# GOAL
Tally up the lines below that include the word "this". Answer with the number alone.

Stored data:
* start *

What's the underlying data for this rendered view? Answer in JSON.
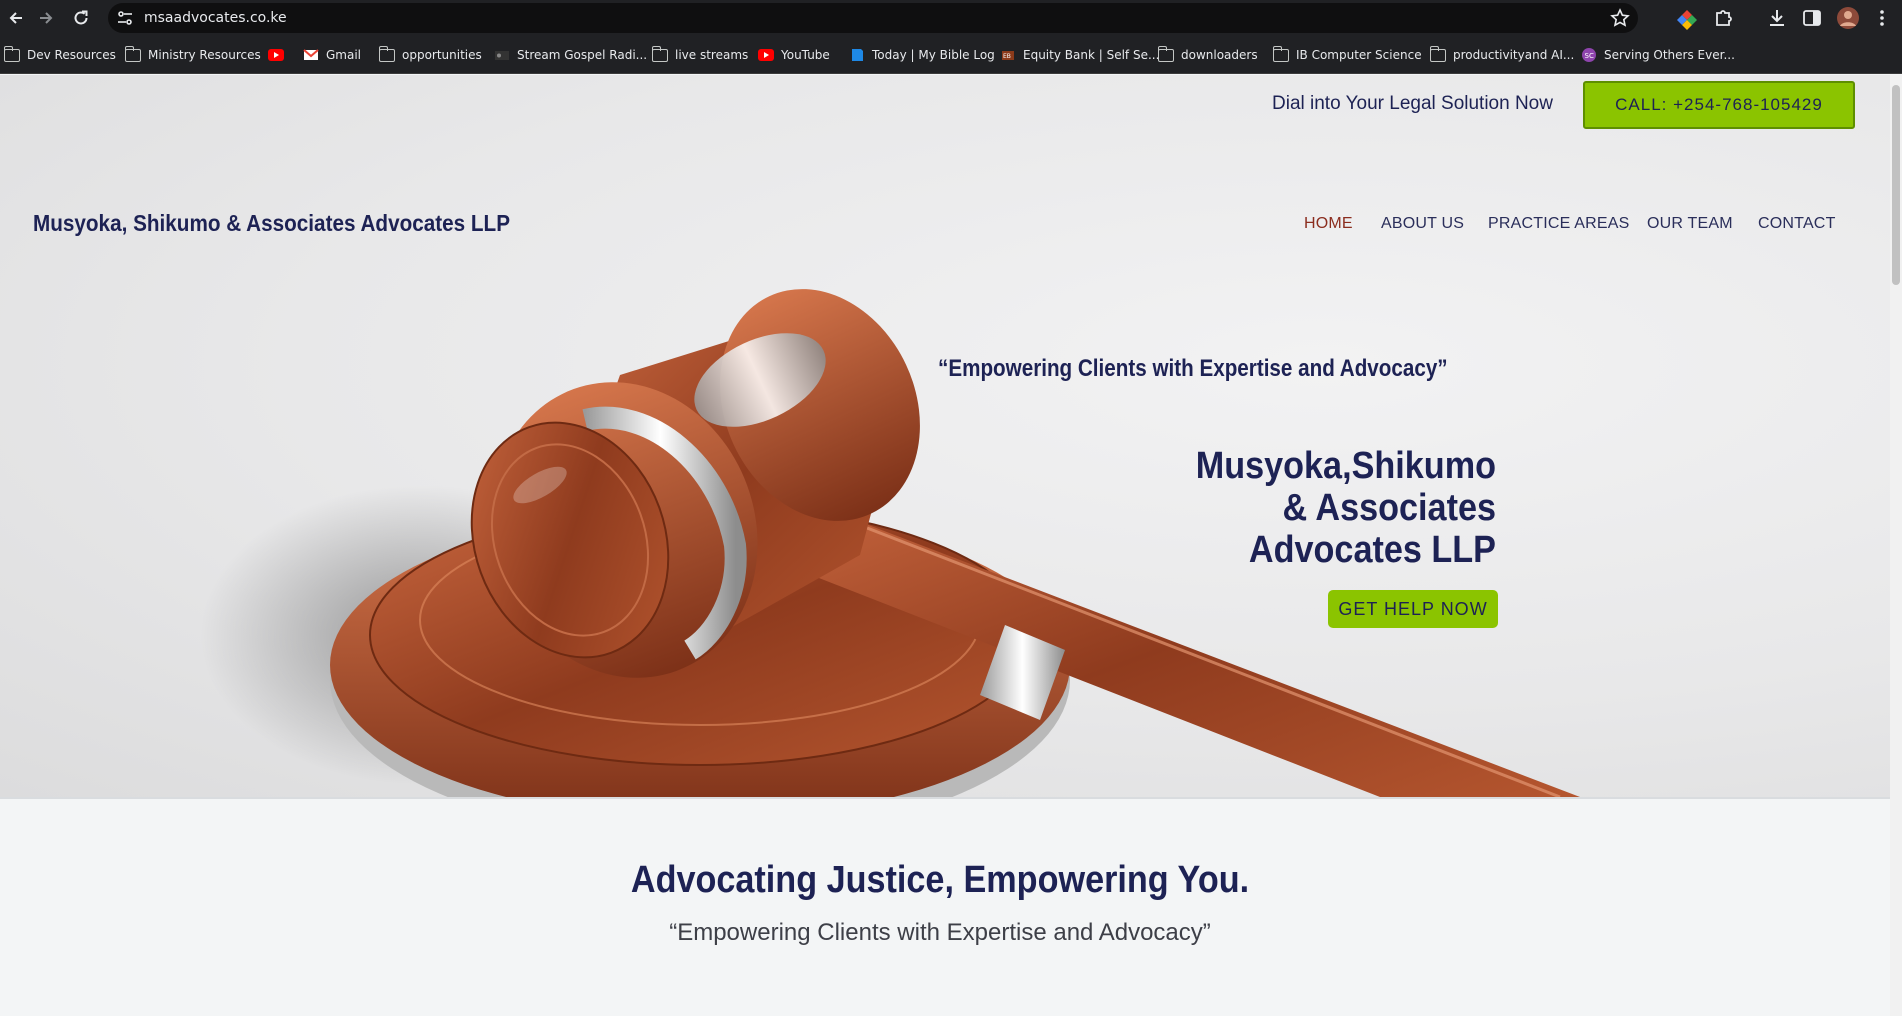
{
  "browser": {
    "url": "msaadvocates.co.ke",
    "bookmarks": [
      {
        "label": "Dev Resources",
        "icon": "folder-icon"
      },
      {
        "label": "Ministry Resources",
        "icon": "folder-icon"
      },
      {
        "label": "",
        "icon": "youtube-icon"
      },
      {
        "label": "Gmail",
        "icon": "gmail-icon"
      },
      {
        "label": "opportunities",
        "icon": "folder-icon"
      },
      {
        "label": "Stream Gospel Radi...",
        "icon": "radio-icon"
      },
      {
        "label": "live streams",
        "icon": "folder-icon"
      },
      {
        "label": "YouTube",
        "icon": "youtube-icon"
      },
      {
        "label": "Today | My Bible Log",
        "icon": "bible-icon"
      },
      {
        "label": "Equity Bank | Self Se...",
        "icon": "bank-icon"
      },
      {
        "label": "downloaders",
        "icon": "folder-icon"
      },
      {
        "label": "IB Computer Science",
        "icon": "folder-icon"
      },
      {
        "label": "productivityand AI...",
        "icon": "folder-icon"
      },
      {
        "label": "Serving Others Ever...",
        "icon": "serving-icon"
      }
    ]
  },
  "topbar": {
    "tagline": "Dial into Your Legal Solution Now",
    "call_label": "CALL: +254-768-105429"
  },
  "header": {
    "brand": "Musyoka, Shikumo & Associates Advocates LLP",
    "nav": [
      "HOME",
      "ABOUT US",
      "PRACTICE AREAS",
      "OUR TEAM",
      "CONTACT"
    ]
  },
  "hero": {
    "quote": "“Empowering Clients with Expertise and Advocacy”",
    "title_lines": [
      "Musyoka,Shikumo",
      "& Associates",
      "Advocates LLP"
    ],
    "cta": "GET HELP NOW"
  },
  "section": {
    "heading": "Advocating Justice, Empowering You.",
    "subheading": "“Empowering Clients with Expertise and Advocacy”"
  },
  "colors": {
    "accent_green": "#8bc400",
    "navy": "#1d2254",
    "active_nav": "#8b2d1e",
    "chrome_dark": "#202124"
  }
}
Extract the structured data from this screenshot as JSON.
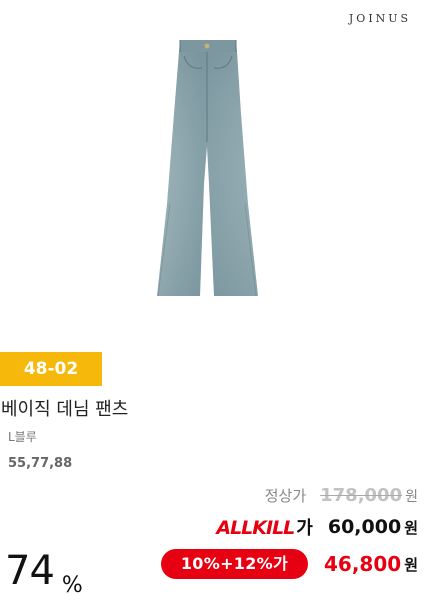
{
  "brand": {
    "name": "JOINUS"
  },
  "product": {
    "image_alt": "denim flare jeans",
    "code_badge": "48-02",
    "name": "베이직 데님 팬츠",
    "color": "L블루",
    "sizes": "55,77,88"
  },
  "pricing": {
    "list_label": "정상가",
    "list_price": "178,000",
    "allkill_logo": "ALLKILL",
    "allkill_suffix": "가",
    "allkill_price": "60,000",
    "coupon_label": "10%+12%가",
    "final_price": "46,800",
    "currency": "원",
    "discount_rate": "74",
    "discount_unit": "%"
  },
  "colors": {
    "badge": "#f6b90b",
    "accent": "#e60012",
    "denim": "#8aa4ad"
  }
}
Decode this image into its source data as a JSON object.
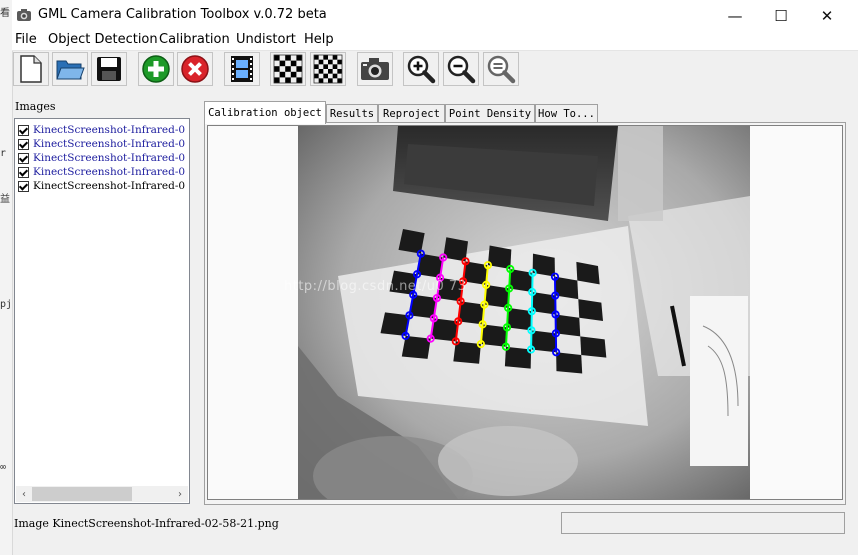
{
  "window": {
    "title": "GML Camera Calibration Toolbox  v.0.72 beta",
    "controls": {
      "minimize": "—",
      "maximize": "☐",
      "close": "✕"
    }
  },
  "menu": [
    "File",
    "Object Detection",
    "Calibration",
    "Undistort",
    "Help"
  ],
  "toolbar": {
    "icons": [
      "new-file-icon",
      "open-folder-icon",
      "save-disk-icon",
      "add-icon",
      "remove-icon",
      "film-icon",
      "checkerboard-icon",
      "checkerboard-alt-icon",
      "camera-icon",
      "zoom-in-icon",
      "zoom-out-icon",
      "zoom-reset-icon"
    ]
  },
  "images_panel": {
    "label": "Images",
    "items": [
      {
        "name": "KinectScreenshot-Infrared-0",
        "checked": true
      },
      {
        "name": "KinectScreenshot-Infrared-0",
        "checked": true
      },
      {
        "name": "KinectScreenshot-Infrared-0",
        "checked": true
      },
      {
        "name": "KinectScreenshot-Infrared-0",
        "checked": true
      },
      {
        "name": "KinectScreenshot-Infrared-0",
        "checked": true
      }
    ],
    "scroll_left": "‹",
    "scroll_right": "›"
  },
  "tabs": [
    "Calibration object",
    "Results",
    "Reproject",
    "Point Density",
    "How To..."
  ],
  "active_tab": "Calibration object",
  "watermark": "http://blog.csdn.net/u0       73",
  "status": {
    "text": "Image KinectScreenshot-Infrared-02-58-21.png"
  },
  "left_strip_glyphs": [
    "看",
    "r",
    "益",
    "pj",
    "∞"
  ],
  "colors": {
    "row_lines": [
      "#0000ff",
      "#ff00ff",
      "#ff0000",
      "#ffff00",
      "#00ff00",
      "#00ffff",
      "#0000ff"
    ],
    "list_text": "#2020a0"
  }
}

* end *

# EXERCISE OUTPUT
3